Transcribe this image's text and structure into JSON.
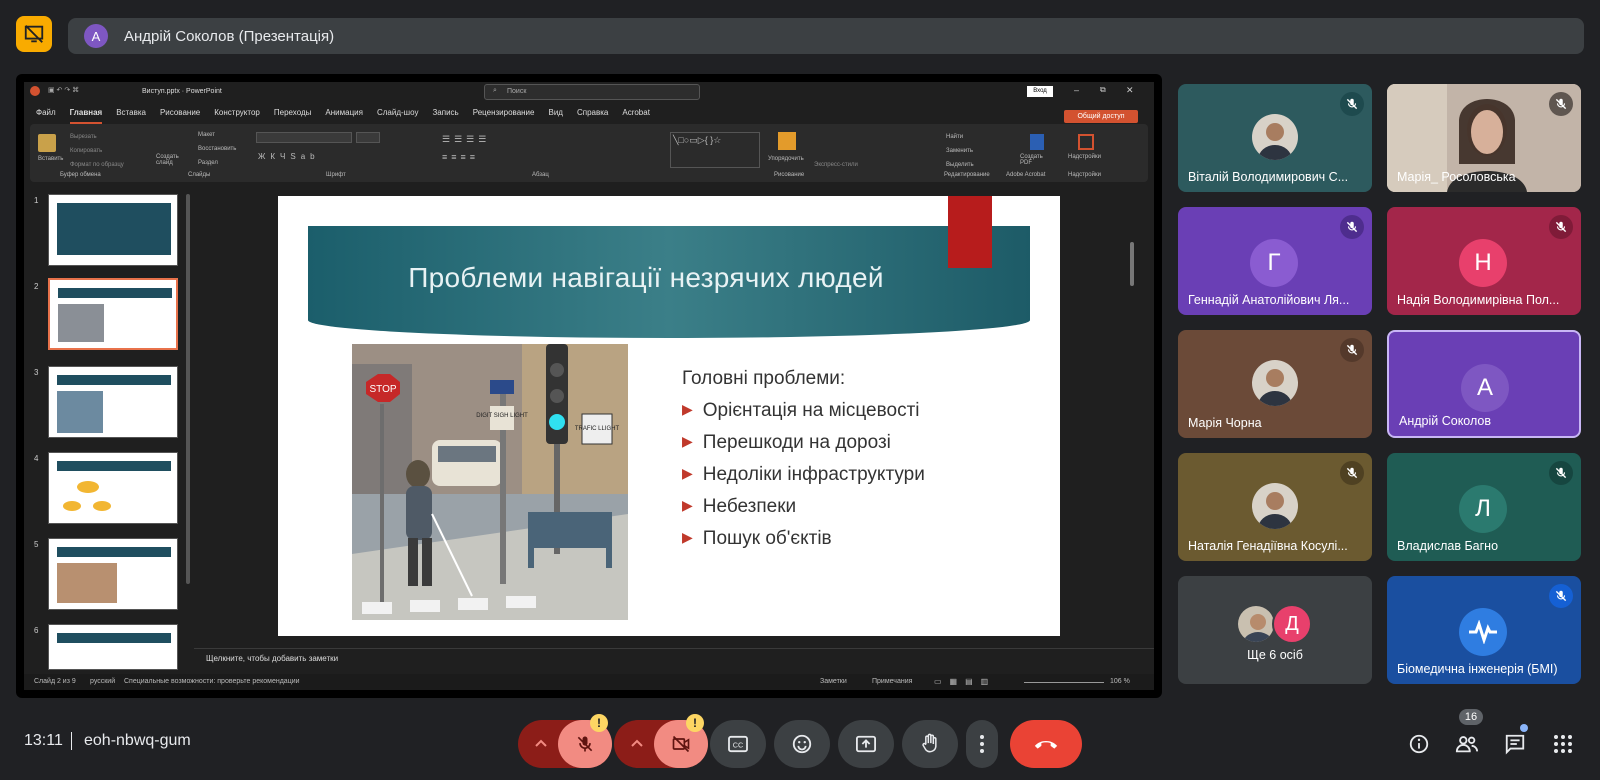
{
  "presenter": {
    "avatar_letter": "А",
    "label": "Андрій Соколов (Презентація)"
  },
  "ppt": {
    "filename": "Виступ.pptx  ·  PowerPoint",
    "search_placeholder": "Поиск",
    "signin": "Вход",
    "share": "Общий доступ",
    "menu": [
      "Файл",
      "Главная",
      "Вставка",
      "Рисование",
      "Конструктор",
      "Переходы",
      "Анимация",
      "Слайд-шоу",
      "Запись",
      "Рецензирование",
      "Вид",
      "Справка",
      "Acrobat"
    ],
    "ribbon_groups": [
      "Буфер обмена",
      "Слайды",
      "Шрифт",
      "Абзац",
      "Рисование",
      "Редактирование",
      "Adobe Acrobat",
      "Надстройки"
    ],
    "ribbon_items": {
      "paste": "Вставить",
      "cut": "Вырезать",
      "copy": "Копировать",
      "format": "Формат по образцу",
      "new_slide": "Создать слайд",
      "layout": "Макет",
      "reset": "Восстановить",
      "section": "Раздел",
      "find": "Найти",
      "replace": "Заменить",
      "select": "Выделить",
      "arrange": "Упорядочить",
      "express_styles": "Экспресс-стили",
      "create_pdf": "Создать PDF",
      "addins": "Надстройки"
    },
    "thumb_numbers": [
      "1",
      "2",
      "3",
      "4",
      "5",
      "6"
    ],
    "notes_placeholder": "Щелкните, чтобы добавить заметки",
    "status": {
      "slide": "Слайд 2 из 9",
      "lang": "русский",
      "access": "Специальные возможности: проверьте рекомендации",
      "notes": "Заметки",
      "comments": "Примечания",
      "zoom": "106 %"
    }
  },
  "slide": {
    "title": "Проблеми навігації незрячих людей",
    "subhead": "Головні проблеми:",
    "bullets": [
      "Орієнтація на місцевості",
      "Перешкоди на дорозі",
      "Недоліки інфраструктури",
      "Небезпеки",
      "Пошук об'єктів"
    ],
    "image_signs": {
      "stop": "STOP",
      "digit": "DIGIT SIGH LIGHT",
      "trafic": "TRAFIC LLIGHT"
    }
  },
  "participants": [
    {
      "name": "Віталій Володимирович С...",
      "type": "photo",
      "bg": "#2d5a5e",
      "mute": "#1e4a4e"
    },
    {
      "name": "Марія_ Росоловська",
      "type": "photo-camera",
      "bg": "#b8a89c",
      "mute": "#5f5650"
    },
    {
      "name": "Геннадій Анатолійович Ля...",
      "type": "letter",
      "letter": "Г",
      "bg": "#6a3fb5",
      "circle": "#8a5cd1",
      "mute": "#4e2d8e"
    },
    {
      "name": "Надія Володимирівна Пол...",
      "type": "letter",
      "letter": "Н",
      "bg": "#a3264a",
      "circle": "#e8406c",
      "mute": "#7f1b38"
    },
    {
      "name": "Марія Чорна",
      "type": "photo",
      "bg": "#6b4a38",
      "mute": "#54392b"
    },
    {
      "name": "Андрій Соколов",
      "type": "letter",
      "letter": "А",
      "bg": "#6a3fb5",
      "circle": "#7e57c2",
      "mute": ""
    },
    {
      "name": "Наталія Генадіївна Косулі...",
      "type": "photo",
      "bg": "#6b5a30",
      "mute": "#4f4122"
    },
    {
      "name": "Владислав Багно",
      "type": "letter",
      "letter": "Л",
      "bg": "#1f5c54",
      "circle": "#2b7a6f",
      "mute": "#164640"
    },
    {
      "name": "Ще 6 осіб",
      "type": "others",
      "letter": "Д",
      "bg": "#3c4043",
      "mute": ""
    },
    {
      "name": "Біомедична інженерія (БМІ)",
      "type": "logo",
      "bg": "#1a4fa0",
      "mute": "#1560d4"
    }
  ],
  "bottom": {
    "time": "13:11",
    "code": "eoh-nbwq-gum",
    "participants_count": "16",
    "warn": "!"
  },
  "colors": {
    "end_call": "#ea4335",
    "muted_btn": "#f28b82",
    "dark_red": "#8c1d18",
    "control": "#3c4043"
  }
}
################
:: SHORT TASK ::
Above are records; say how many of their lines contain the word "Соколов", giving only the number.

:: FINISHED ANSWER ::
2